_Given problem:_
Find each line with the word "have" and say how many there are, nothing else.

Dataset records
>> START

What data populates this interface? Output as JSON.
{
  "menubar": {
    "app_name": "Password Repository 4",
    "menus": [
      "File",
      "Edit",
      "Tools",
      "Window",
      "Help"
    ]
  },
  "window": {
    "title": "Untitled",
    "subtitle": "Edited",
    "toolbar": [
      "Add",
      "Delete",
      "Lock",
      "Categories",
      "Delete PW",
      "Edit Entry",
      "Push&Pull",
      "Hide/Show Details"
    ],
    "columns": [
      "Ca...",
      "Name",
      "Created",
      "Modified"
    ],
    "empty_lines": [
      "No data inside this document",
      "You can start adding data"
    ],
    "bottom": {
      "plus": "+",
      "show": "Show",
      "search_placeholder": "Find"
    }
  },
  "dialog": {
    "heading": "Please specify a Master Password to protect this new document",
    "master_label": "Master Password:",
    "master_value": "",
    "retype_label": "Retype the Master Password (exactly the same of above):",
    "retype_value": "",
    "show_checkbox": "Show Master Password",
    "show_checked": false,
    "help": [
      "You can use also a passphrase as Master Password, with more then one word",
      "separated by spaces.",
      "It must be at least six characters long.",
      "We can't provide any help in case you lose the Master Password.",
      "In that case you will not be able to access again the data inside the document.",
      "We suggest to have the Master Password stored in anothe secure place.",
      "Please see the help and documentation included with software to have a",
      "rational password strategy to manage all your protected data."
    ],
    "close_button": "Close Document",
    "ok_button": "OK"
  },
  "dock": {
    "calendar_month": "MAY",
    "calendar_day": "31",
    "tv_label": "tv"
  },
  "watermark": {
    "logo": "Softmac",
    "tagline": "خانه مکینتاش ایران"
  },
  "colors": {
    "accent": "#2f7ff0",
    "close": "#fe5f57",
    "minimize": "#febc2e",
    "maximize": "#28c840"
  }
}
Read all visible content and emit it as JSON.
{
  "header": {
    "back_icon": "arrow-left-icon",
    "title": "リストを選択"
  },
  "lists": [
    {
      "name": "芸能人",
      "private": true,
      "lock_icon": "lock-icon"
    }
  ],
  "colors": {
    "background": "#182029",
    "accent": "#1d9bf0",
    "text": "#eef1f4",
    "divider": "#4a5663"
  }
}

>> END

_Written answer:_
2